(Data entries)
## START

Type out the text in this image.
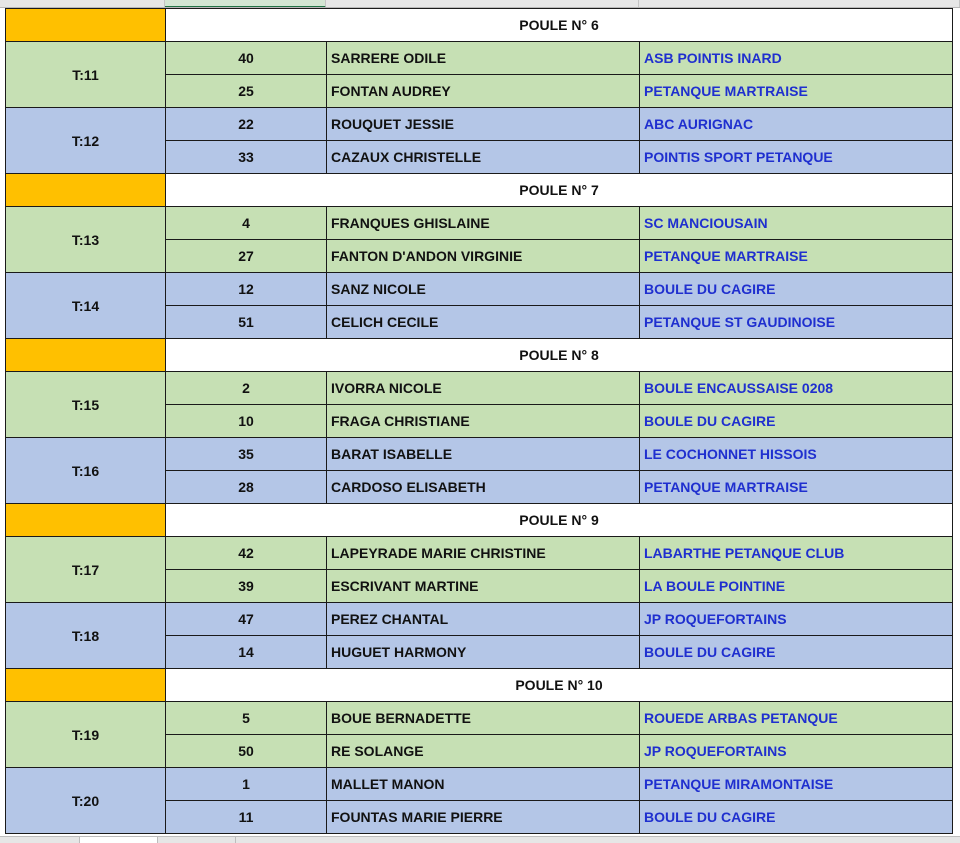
	POULE N° 6		
T:11	40	SARRERE ODILE	ASB POINTIS INARD
	25	FONTAN AUDREY	PETANQUE MARTRAISE
T:12	22	ROUQUET JESSIE	ABC AURIGNAC
	33	CAZAUX CHRISTELLE	POINTIS SPORT PETANQUE
	POULE N° 7		
T:13	4	FRANQUES GHISLAINE	SC MANCIOUSAIN
	27	FANTON D'ANDON VIRGINIE	PETANQUE MARTRAISE
T:14	12	SANZ NICOLE	BOULE DU CAGIRE
	51	CELICH CECILE	PETANQUE ST GAUDINOISE
	POULE N° 8		
T:15	2	IVORRA NICOLE	BOULE ENCAUSSAISE 0208
	10	FRAGA CHRISTIANE	BOULE DU CAGIRE
T:16	35	BARAT ISABELLE	LE COCHONNET HISSOIS
	28	CARDOSO ELISABETH	PETANQUE MARTRAISE
	POULE N° 9		
T:17	42	LAPEYRADE MARIE CHRISTINE	LABARTHE PETANQUE CLUB
	39	ESCRIVANT MARTINE	LA BOULE POINTINE
T:18	47	PEREZ CHANTAL	JP ROQUEFORTAINS
	14	HUGUET HARMONY	BOULE DU CAGIRE
	POULE N° 10		
T:19	5	BOUE BERNADETTE	ROUEDE ARBAS PETANQUE
	50	RE SOLANGE	JP ROQUEFORTAINS
T:20	1	MALLET MANON	PETANQUE MIRAMONTAISE
	11	FOUNTAS MARIE PIERRE	BOULE DU CAGIRE
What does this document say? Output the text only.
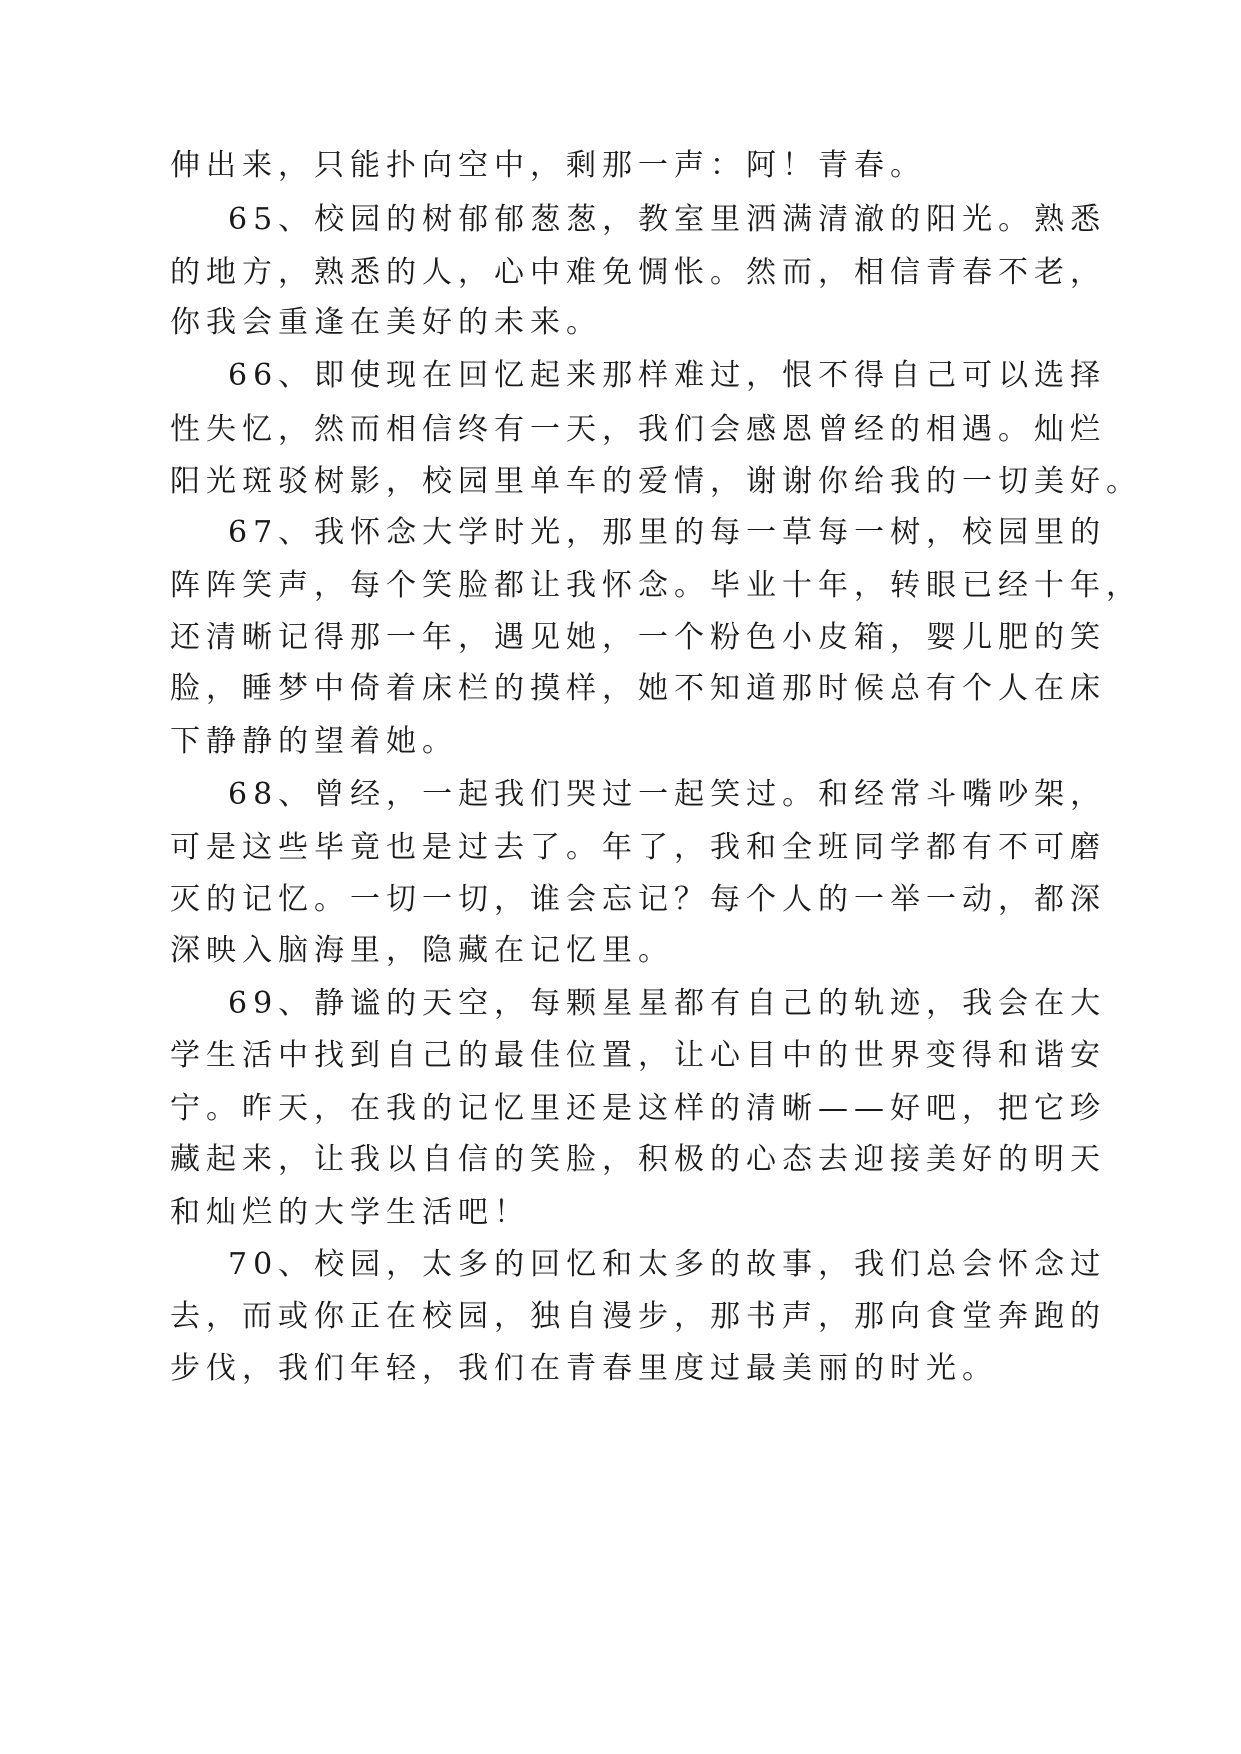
伸出来，只能扑向空中，剩那一声：阿！青春。
65、校园的树郁郁葱葱，教室里洒满清澈的阳光。熟悉
的地方，熟悉的人，心中难免惆怅。然而，相信青春不老，
你我会重逢在美好的未来。
66、即使现在回忆起来那样难过，恨不得自己可以选择
性失忆，然而相信终有一天，我们会感恩曾经的相遇。灿烂
阳光斑驳树影，校园里单车的爱情，谢谢你给我的一切美好。
67、我怀念大学时光，那里的每一草每一树，校园里的
阵阵笑声，每个笑脸都让我怀念。毕业十年，转眼已经十年，
还清晰记得那一年，遇见她，一个粉色小皮箱，婴儿肥的笑
脸，睡梦中倚着床栏的摸样，她不知道那时候总有个人在床
下静静的望着她。
68、曾经，一起我们哭过一起笑过。和经常斗嘴吵架，
可是这些毕竟也是过去了。年了，我和全班同学都有不可磨
灭的记忆。一切一切，谁会忘记？每个人的一举一动，都深
深映入脑海里，隐藏在记忆里。
69、静谧的天空，每颗星星都有自己的轨迹，我会在大
学生活中找到自己的最佳位置，让心目中的世界变得和谐安
宁。昨天，在我的记忆里还是这样的清晰——好吧，把它珍
藏起来，让我以自信的笑脸，积极的心态去迎接美好的明天
和灿烂的大学生活吧！
70、校园，太多的回忆和太多的故事，我们总会怀念过
去，而或你正在校园，独自漫步，那书声，那向食堂奔跑的
步伐，我们年轻，我们在青春里度过最美丽的时光。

## END

> **Task goal**
Word for word, restate the lines from the one containing "What does this" through the end of the listing, and nothing more. Skip the pictures.

> **Problem solution**
What does this document say? Output the text only.
伸出来，只能扑向空中，剩那一声：阿！青春。
65、校园的树郁郁葱葱，教室里洒满清澈的阳光。熟悉
的地方，熟悉的人，心中难免惆怅。然而，相信青春不老，
你我会重逢在美好的未来。
66、即使现在回忆起来那样难过，恨不得自己可以选择
性失忆，然而相信终有一天，我们会感恩曾经的相遇。灿烂
阳光斑驳树影，校园里单车的爱情，谢谢你给我的一切美好。
67、我怀念大学时光，那里的每一草每一树，校园里的
阵阵笑声，每个笑脸都让我怀念。毕业十年，转眼已经十年，
还清晰记得那一年，遇见她，一个粉色小皮箱，婴儿肥的笑
脸，睡梦中倚着床栏的摸样，她不知道那时候总有个人在床
下静静的望着她。
68、曾经，一起我们哭过一起笑过。和经常斗嘴吵架，
可是这些毕竟也是过去了。年了，我和全班同学都有不可磨
灭的记忆。一切一切，谁会忘记？每个人的一举一动，都深
深映入脑海里，隐藏在记忆里。
69、静谧的天空，每颗星星都有自己的轨迹，我会在大
学生活中找到自己的最佳位置，让心目中的世界变得和谐安
宁。昨天，在我的记忆里还是这样的清晰——好吧，把它珍
藏起来，让我以自信的笑脸，积极的心态去迎接美好的明天
和灿烂的大学生活吧！
70、校园，太多的回忆和太多的故事，我们总会怀念过
去，而或你正在校园，独自漫步，那书声，那向食堂奔跑的
步伐，我们年轻，我们在青春里度过最美丽的时光。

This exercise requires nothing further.